Task directions –
Which lines run from the line with "Decode this image" to the end of the entries? Write out exactly those, leaving out the pictures.

Supplied data –

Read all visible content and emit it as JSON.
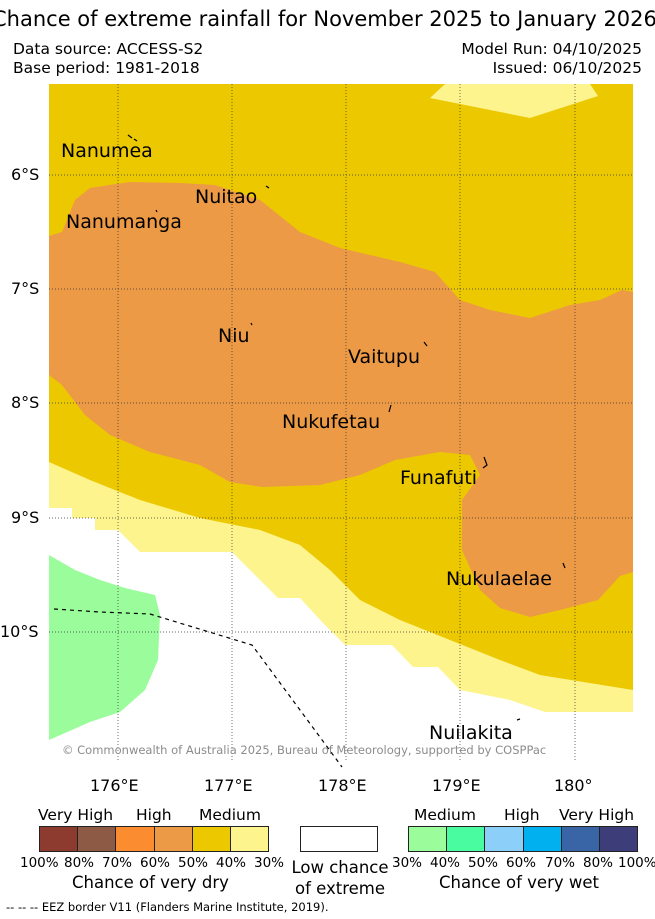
{
  "title": "Chance of extreme rainfall for November 2025 to January 2026",
  "meta": {
    "data_source": "Data source: ACCESS-S2",
    "base_period": "Base period: 1981-2018",
    "model_run": "Model Run: 04/10/2025",
    "issued": "Issued: 06/10/2025"
  },
  "map": {
    "lat_labels": [
      "6°S",
      "7°S",
      "8°S",
      "9°S",
      "10°S"
    ],
    "lon_labels": [
      "176°E",
      "177°E",
      "178°E",
      "179°E",
      "180°"
    ],
    "places": [
      "Nanumea",
      "Nuitao",
      "Nanumanga",
      "Niu",
      "Vaitupu",
      "Nukufetau",
      "Funafuti",
      "Nukulaelae",
      "Nuilakita"
    ],
    "copyright": "© Commonwealth of Australia 2025, Bureau of Meteorology, supported by COSPPac",
    "colors": {
      "dry_medium": "#ecc800",
      "dry_high": "#ec9a45",
      "dry_low": "#fdf48d",
      "wet_medium": "#9afc9a",
      "no_data": "#ffffff"
    }
  },
  "legend": {
    "dry": {
      "headers": [
        "Very High",
        "High",
        "Medium"
      ],
      "colors": [
        "#8c3b2e",
        "#8c5a45",
        "#fc8c30",
        "#ec9a45",
        "#ecc800",
        "#fdf48d"
      ],
      "percents": [
        "100%",
        "80%",
        "70%",
        "60%",
        "50%",
        "40%",
        "30%"
      ],
      "title": "Chance of very dry"
    },
    "low": {
      "title_line1": "Low chance",
      "title_line2": "of extreme"
    },
    "wet": {
      "headers": [
        "Medium",
        "High",
        "Very High"
      ],
      "colors": [
        "#9afc9a",
        "#4afca0",
        "#8ccff8",
        "#00b0ef",
        "#3965a6",
        "#3d3d7a"
      ],
      "percents": [
        "30%",
        "40%",
        "50%",
        "60%",
        "70%",
        "80%",
        "100%"
      ],
      "title": "Chance of very wet"
    }
  },
  "eez_note": "-- -- -- EEZ border V11 (Flanders Marine Institute, 2019)."
}
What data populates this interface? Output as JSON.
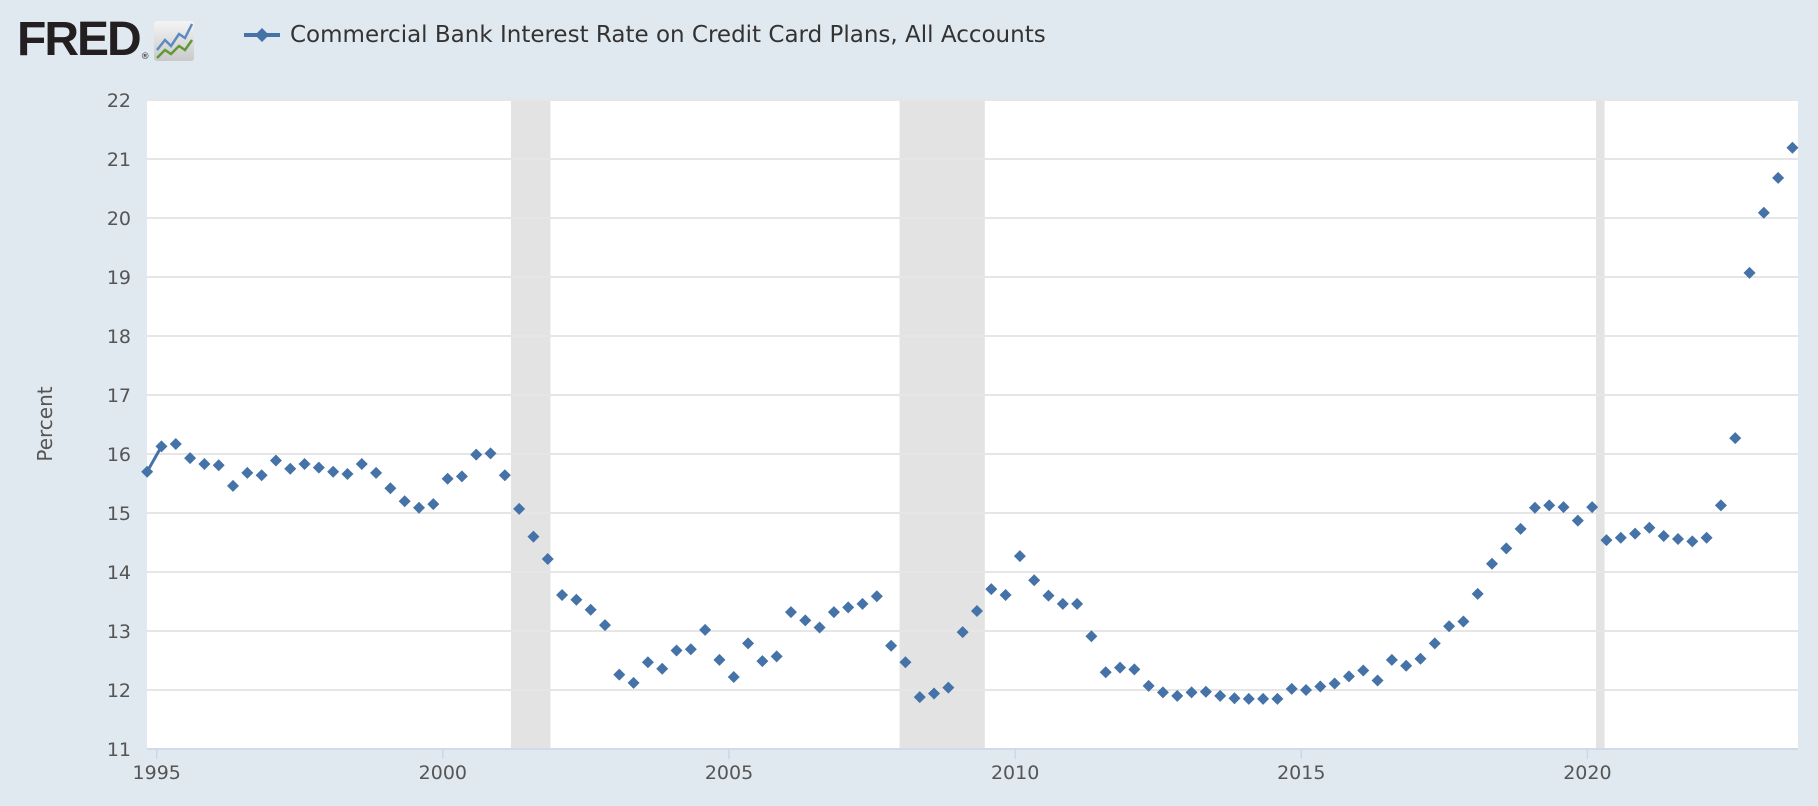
{
  "header": {
    "logo_text": "FRED",
    "logo_registered": "®",
    "legend_label": "Commercial Bank Interest Rate on Credit Card Plans, All Accounts"
  },
  "colors": {
    "series": "#4572a7",
    "background": "#e1e9f0",
    "recession": "#e3e3e3",
    "grid": "#e6e6e6"
  },
  "chart_data": {
    "type": "scatter",
    "title": "Commercial Bank Interest Rate on Credit Card Plans, All Accounts",
    "xlabel": "",
    "ylabel": "Percent",
    "frequency": "quarterly",
    "start": "1994-11",
    "start_decimal_year": 1994.833,
    "step_years": 0.25,
    "values": [
      15.7,
      16.13,
      16.17,
      15.93,
      15.83,
      15.81,
      15.46,
      15.68,
      15.64,
      15.89,
      15.75,
      15.83,
      15.77,
      15.7,
      15.66,
      15.83,
      15.68,
      15.42,
      15.2,
      15.09,
      15.15,
      15.58,
      15.62,
      15.99,
      16.01,
      15.64,
      15.07,
      14.6,
      14.22,
      13.61,
      13.53,
      13.36,
      13.1,
      12.26,
      12.12,
      12.47,
      12.36,
      12.67,
      12.69,
      13.02,
      12.51,
      12.22,
      12.79,
      12.49,
      12.57,
      13.32,
      13.18,
      13.06,
      13.32,
      13.4,
      13.46,
      13.59,
      12.75,
      12.47,
      11.88,
      11.94,
      12.04,
      12.98,
      13.34,
      13.71,
      13.61,
      14.27,
      13.86,
      13.6,
      13.46,
      13.46,
      12.91,
      12.3,
      12.38,
      12.35,
      12.07,
      11.96,
      11.9,
      11.96,
      11.97,
      11.9,
      11.86,
      11.85,
      11.85,
      11.85,
      12.02,
      12.0,
      12.06,
      12.11,
      12.23,
      12.33,
      12.16,
      12.51,
      12.41,
      12.53,
      12.79,
      13.08,
      13.16,
      13.63,
      14.14,
      14.4,
      14.73,
      15.09,
      15.13,
      15.1,
      14.87,
      15.1,
      14.54,
      14.58,
      14.65,
      14.75,
      14.61,
      14.56,
      14.52,
      14.58,
      15.13,
      16.27,
      19.07,
      20.09,
      20.68,
      21.19
    ],
    "xlim": [
      1994.83,
      2023.68
    ],
    "ylim": [
      11,
      22
    ],
    "x_ticks": [
      "1995",
      "2000",
      "2005",
      "2010",
      "2015",
      "2020"
    ],
    "y_ticks": [
      "11",
      "12",
      "13",
      "14",
      "15",
      "16",
      "17",
      "18",
      "19",
      "20",
      "21",
      "22"
    ],
    "recessions": [
      [
        2001.19,
        2001.88
      ],
      [
        2007.98,
        2009.47
      ],
      [
        2020.15,
        2020.3
      ]
    ],
    "grid": true,
    "legend_position": "top-left"
  }
}
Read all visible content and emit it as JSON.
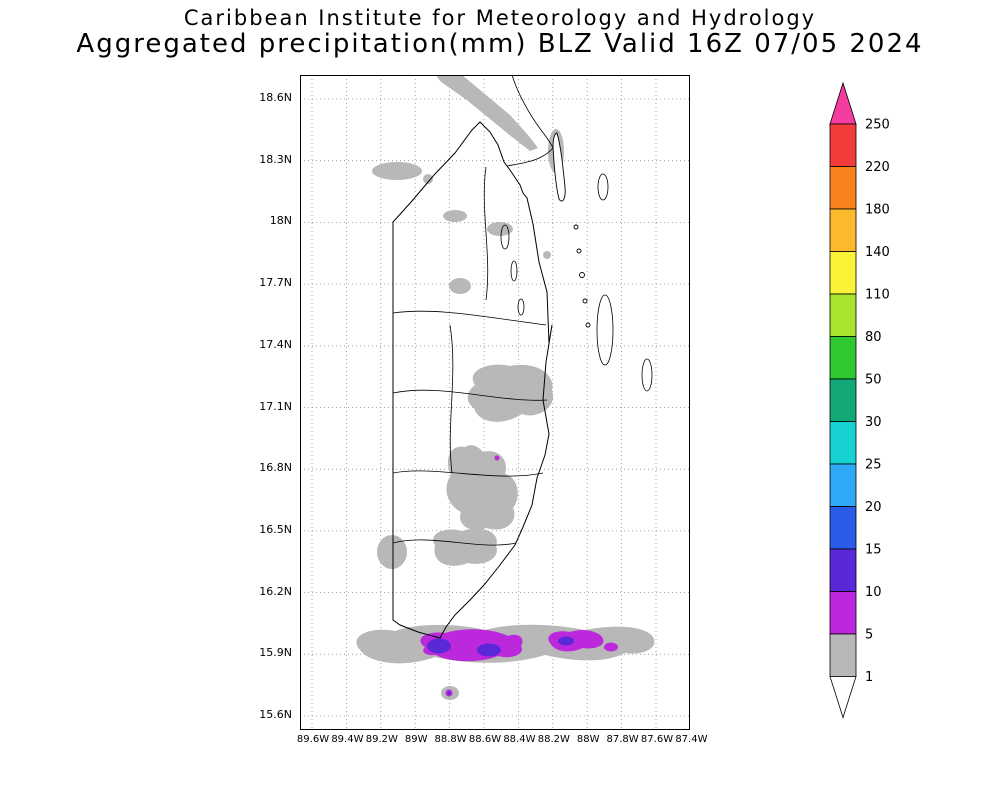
{
  "title": {
    "line1": "Caribbean Institute for Meteorology and Hydrology",
    "line2": "Aggregated precipitation(mm) BLZ Valid 16Z 07/05 2024"
  },
  "map": {
    "lat_labels": [
      "18.6N",
      "18.3N",
      "18N",
      "17.7N",
      "17.4N",
      "17.1N",
      "16.8N",
      "16.5N",
      "16.2N",
      "15.9N",
      "15.6N"
    ],
    "lon_labels": [
      "89.6W",
      "89.4W",
      "89.2W",
      "89W",
      "88.8W",
      "88.6W",
      "88.4W",
      "88.2W",
      "88W",
      "87.8W",
      "87.6W",
      "87.4W"
    ]
  },
  "colorbar": {
    "labels": [
      "250",
      "220",
      "180",
      "140",
      "110",
      "80",
      "50",
      "30",
      "25",
      "20",
      "15",
      "10",
      "5",
      "1"
    ],
    "colors": [
      "#F23C3C",
      "#F8821E",
      "#FCB92E",
      "#FBF337",
      "#A8E32E",
      "#2FC82F",
      "#12A878",
      "#17D2D2",
      "#2EA9F5",
      "#2A5CE8",
      "#5A28D7",
      "#BC28DC",
      "#B8B8B8"
    ],
    "over_color": "#F53CA0",
    "under_color": "#FFFFFF"
  }
}
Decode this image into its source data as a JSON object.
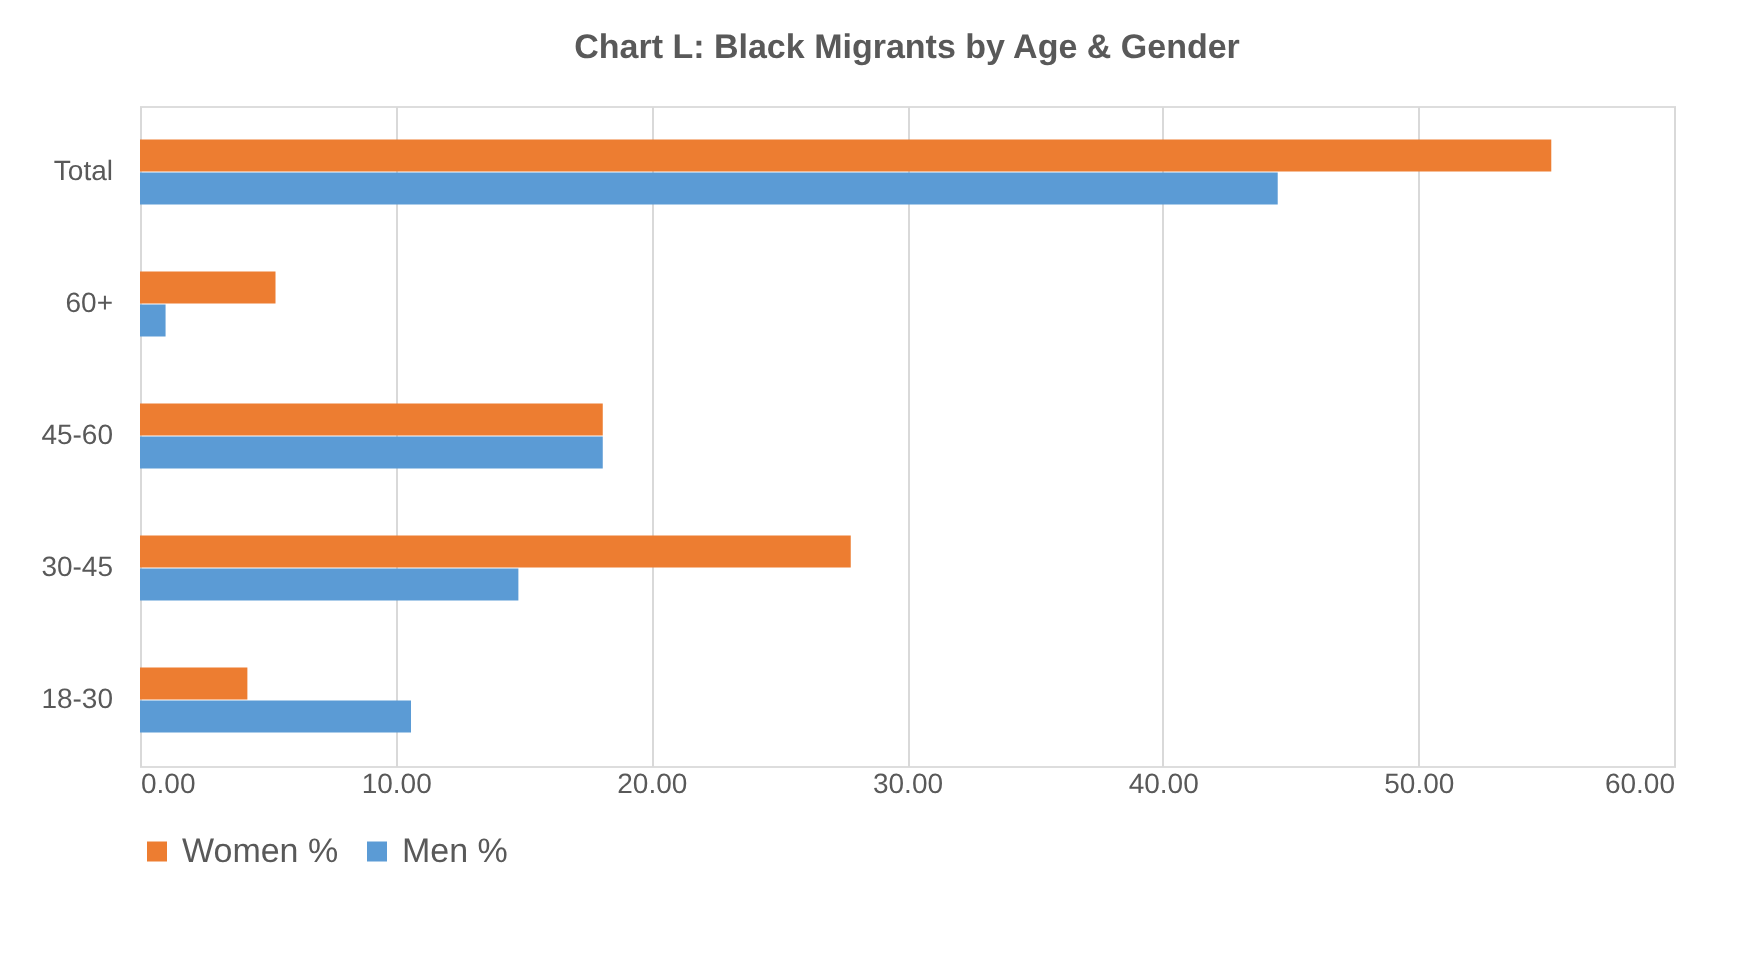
{
  "chart_data": {
    "type": "bar",
    "orientation": "horizontal",
    "title": "Chart L: Black Migrants by Age & Gender",
    "categories": [
      "Total",
      "60+",
      "45-60",
      "30-45",
      "18-30"
    ],
    "series": [
      {
        "name": "Women %",
        "color": "#ed7d31",
        "values": [
          55.2,
          5.3,
          18.1,
          27.8,
          4.2
        ]
      },
      {
        "name": "Men %",
        "color": "#5b9bd5",
        "values": [
          44.5,
          1.0,
          18.1,
          14.8,
          10.6
        ]
      }
    ],
    "xlim": [
      0,
      60
    ],
    "xticks": [
      {
        "value": 0,
        "label": "0.00"
      },
      {
        "value": 10,
        "label": "10.00"
      },
      {
        "value": 20,
        "label": "20.00"
      },
      {
        "value": 30,
        "label": "30.00"
      },
      {
        "value": 40,
        "label": "40.00"
      },
      {
        "value": 50,
        "label": "50.00"
      },
      {
        "value": 60,
        "label": "60.00"
      }
    ],
    "grid": "x",
    "legend": "bottom"
  }
}
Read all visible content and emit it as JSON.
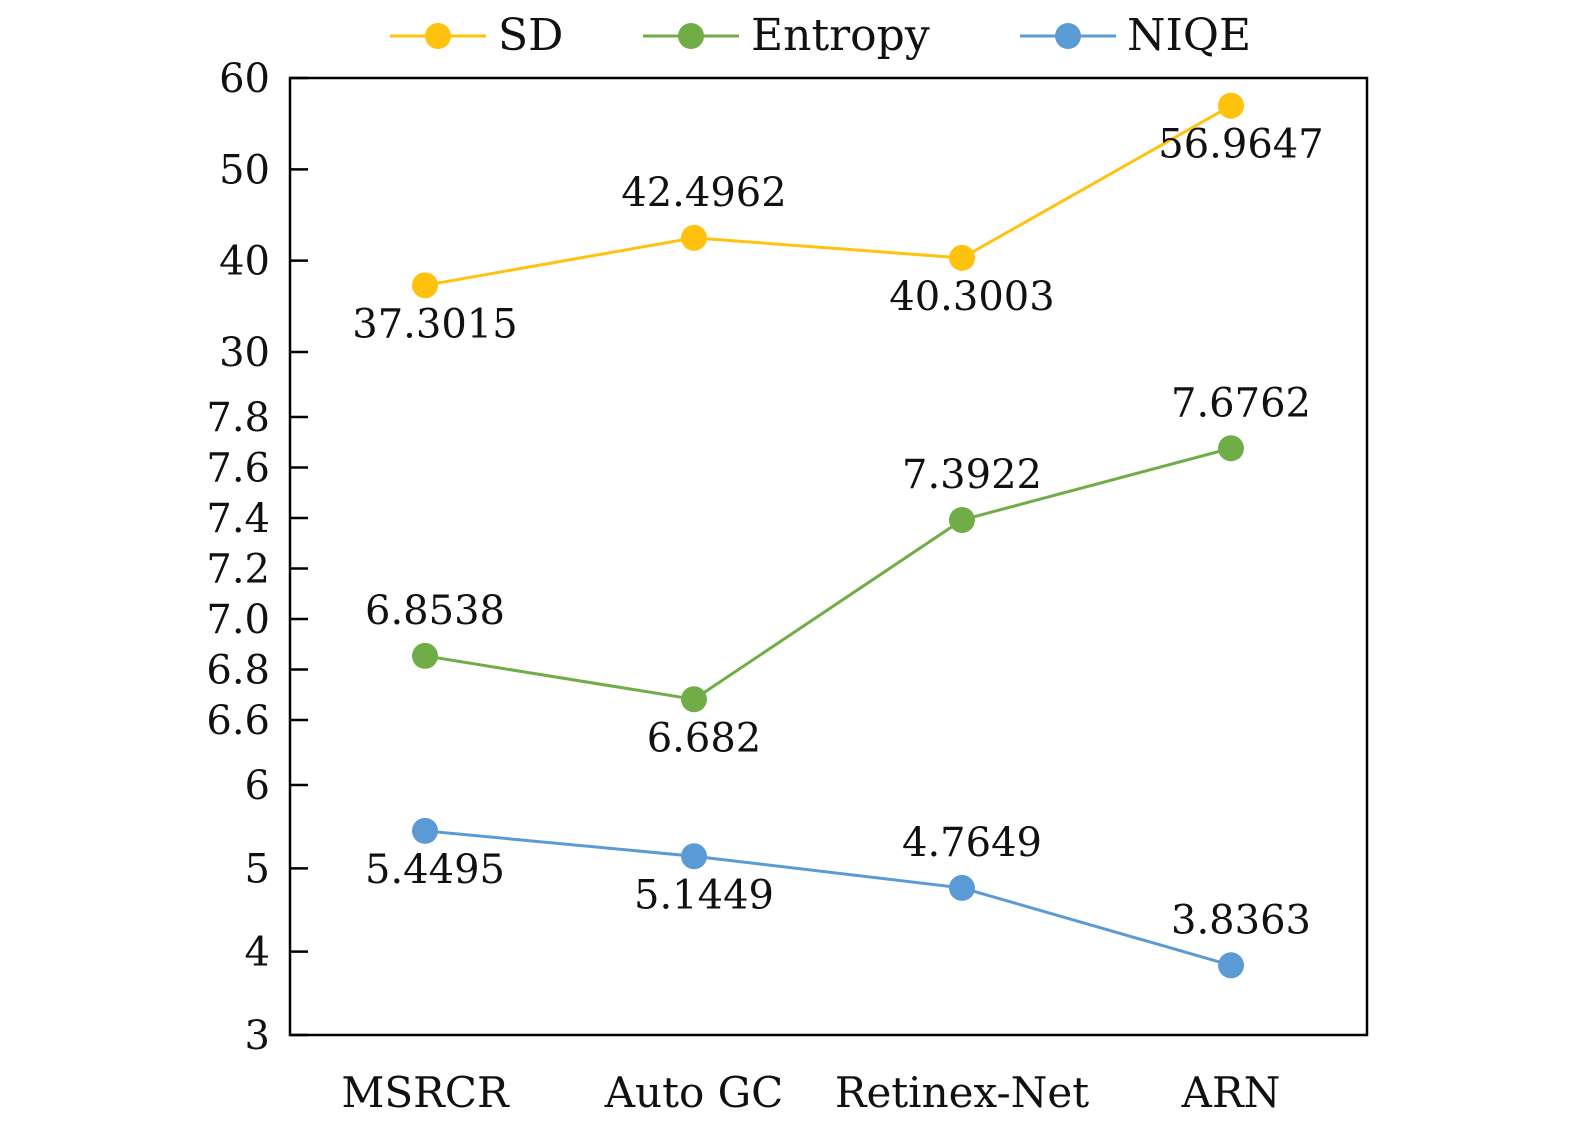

Answer for this exercise –
Decode this image into its source data as a JSON object.
{
  "chart_data": {
    "type": "bar",
    "orientation": "horizontal",
    "title": "Chart L: Black Migrants by Age & Gender",
    "categories": [
      "Total",
      "60+",
      "45-60",
      "30-45",
      "18-30"
    ],
    "series": [
      {
        "name": "Women %",
        "color": "#ed7d31",
        "values": [
          55.2,
          5.3,
          18.1,
          27.8,
          4.2
        ]
      },
      {
        "name": "Men %",
        "color": "#5b9bd5",
        "values": [
          44.5,
          1.0,
          18.1,
          14.8,
          10.6
        ]
      }
    ],
    "xlim": [
      0,
      60
    ],
    "xticks": [
      {
        "value": 0,
        "label": "0.00"
      },
      {
        "value": 10,
        "label": "10.00"
      },
      {
        "value": 20,
        "label": "20.00"
      },
      {
        "value": 30,
        "label": "30.00"
      },
      {
        "value": 40,
        "label": "40.00"
      },
      {
        "value": 50,
        "label": "50.00"
      },
      {
        "value": 60,
        "label": "60.00"
      }
    ],
    "grid": "x",
    "legend": "bottom"
  }
}
Read all visible content and emit it as JSON.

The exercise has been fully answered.